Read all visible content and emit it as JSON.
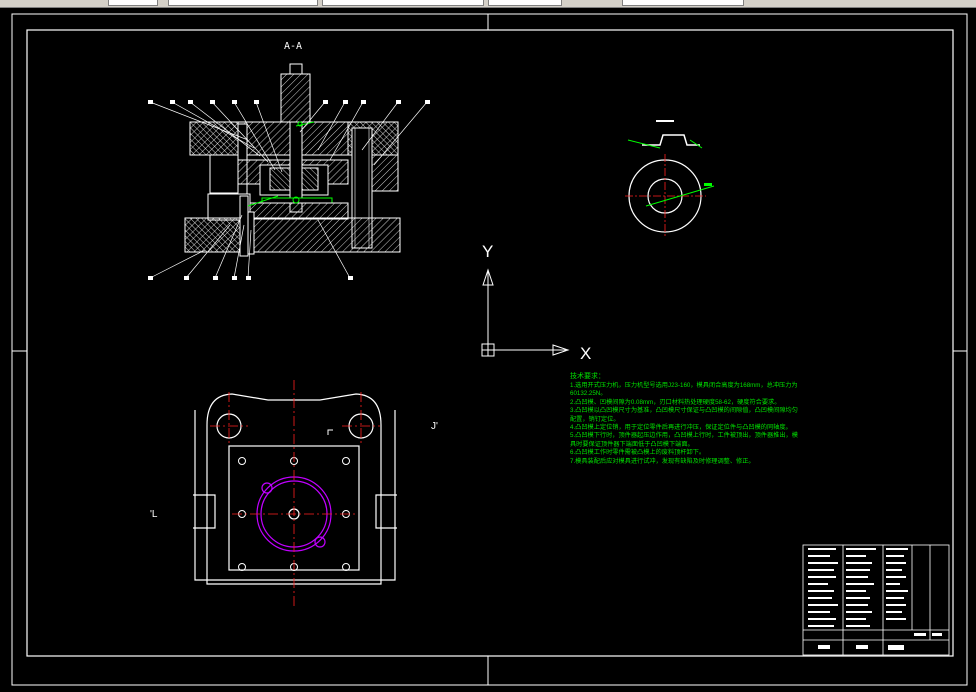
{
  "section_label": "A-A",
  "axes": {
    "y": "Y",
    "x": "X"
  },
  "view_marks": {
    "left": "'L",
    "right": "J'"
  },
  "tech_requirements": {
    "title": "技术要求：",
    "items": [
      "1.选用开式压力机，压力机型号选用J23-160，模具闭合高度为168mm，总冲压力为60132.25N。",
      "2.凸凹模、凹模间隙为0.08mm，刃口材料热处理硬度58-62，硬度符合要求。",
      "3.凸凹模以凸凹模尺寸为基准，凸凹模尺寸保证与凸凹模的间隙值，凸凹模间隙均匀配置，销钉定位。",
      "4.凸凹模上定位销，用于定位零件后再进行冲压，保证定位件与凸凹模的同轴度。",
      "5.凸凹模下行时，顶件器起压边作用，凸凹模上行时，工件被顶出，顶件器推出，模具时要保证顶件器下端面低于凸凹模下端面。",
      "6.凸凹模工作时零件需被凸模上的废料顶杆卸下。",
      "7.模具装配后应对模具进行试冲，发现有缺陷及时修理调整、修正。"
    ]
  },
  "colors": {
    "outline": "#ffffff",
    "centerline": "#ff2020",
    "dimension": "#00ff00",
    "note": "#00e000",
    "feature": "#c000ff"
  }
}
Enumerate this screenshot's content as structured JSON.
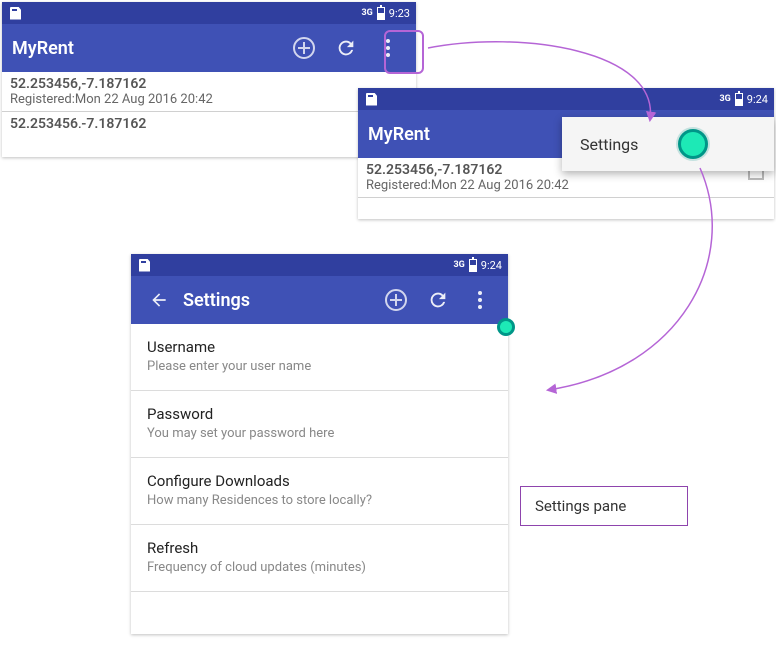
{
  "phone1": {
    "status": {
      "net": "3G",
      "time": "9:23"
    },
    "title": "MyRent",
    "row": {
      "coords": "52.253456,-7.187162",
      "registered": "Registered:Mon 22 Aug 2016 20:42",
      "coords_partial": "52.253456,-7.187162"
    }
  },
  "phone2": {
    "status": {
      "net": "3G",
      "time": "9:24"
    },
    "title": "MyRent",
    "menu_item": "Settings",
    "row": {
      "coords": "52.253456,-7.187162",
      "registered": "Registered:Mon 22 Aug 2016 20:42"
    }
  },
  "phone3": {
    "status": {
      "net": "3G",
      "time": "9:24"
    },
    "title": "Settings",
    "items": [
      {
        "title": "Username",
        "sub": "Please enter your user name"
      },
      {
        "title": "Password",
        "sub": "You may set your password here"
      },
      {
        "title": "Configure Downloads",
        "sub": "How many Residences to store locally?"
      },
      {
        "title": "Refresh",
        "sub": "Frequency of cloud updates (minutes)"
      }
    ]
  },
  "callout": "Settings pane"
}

- What the task asks -
Send back the data above word for word, with the pictures left out.

- Exercise result -
Read all visible content and emit it as JSON.
{
  "section_label": "A-A",
  "axes": {
    "y": "Y",
    "x": "X"
  },
  "view_marks": {
    "left": "'L",
    "right": "J'"
  },
  "tech_requirements": {
    "title": "技术要求：",
    "items": [
      "1.选用开式压力机，压力机型号选用J23-160，模具闭合高度为168mm，总冲压力为60132.25N。",
      "2.凸凹模、凹模间隙为0.08mm，刃口材料热处理硬度58-62，硬度符合要求。",
      "3.凸凹模以凸凹模尺寸为基准，凸凹模尺寸保证与凸凹模的间隙值，凸凹模间隙均匀配置，销钉定位。",
      "4.凸凹模上定位销，用于定位零件后再进行冲压，保证定位件与凸凹模的同轴度。",
      "5.凸凹模下行时，顶件器起压边作用，凸凹模上行时，工件被顶出，顶件器推出，模具时要保证顶件器下端面低于凸凹模下端面。",
      "6.凸凹模工作时零件需被凸模上的废料顶杆卸下。",
      "7.模具装配后应对模具进行试冲，发现有缺陷及时修理调整、修正。"
    ]
  },
  "colors": {
    "outline": "#ffffff",
    "centerline": "#ff2020",
    "dimension": "#00ff00",
    "note": "#00e000",
    "feature": "#c000ff"
  }
}
Enumerate this screenshot's content as structured JSON.
{
  "phone1": {
    "status": {
      "net": "3G",
      "time": "9:23"
    },
    "title": "MyRent",
    "row": {
      "coords": "52.253456,-7.187162",
      "registered": "Registered:Mon 22 Aug 2016 20:42",
      "coords_partial": "52.253456,-7.187162"
    }
  },
  "phone2": {
    "status": {
      "net": "3G",
      "time": "9:24"
    },
    "title": "MyRent",
    "menu_item": "Settings",
    "row": {
      "coords": "52.253456,-7.187162",
      "registered": "Registered:Mon 22 Aug 2016 20:42"
    }
  },
  "phone3": {
    "status": {
      "net": "3G",
      "time": "9:24"
    },
    "title": "Settings",
    "items": [
      {
        "title": "Username",
        "sub": "Please enter your user name"
      },
      {
        "title": "Password",
        "sub": "You may set your password here"
      },
      {
        "title": "Configure Downloads",
        "sub": "How many Residences to store locally?"
      },
      {
        "title": "Refresh",
        "sub": "Frequency of cloud updates (minutes)"
      }
    ]
  },
  "callout": "Settings pane"
}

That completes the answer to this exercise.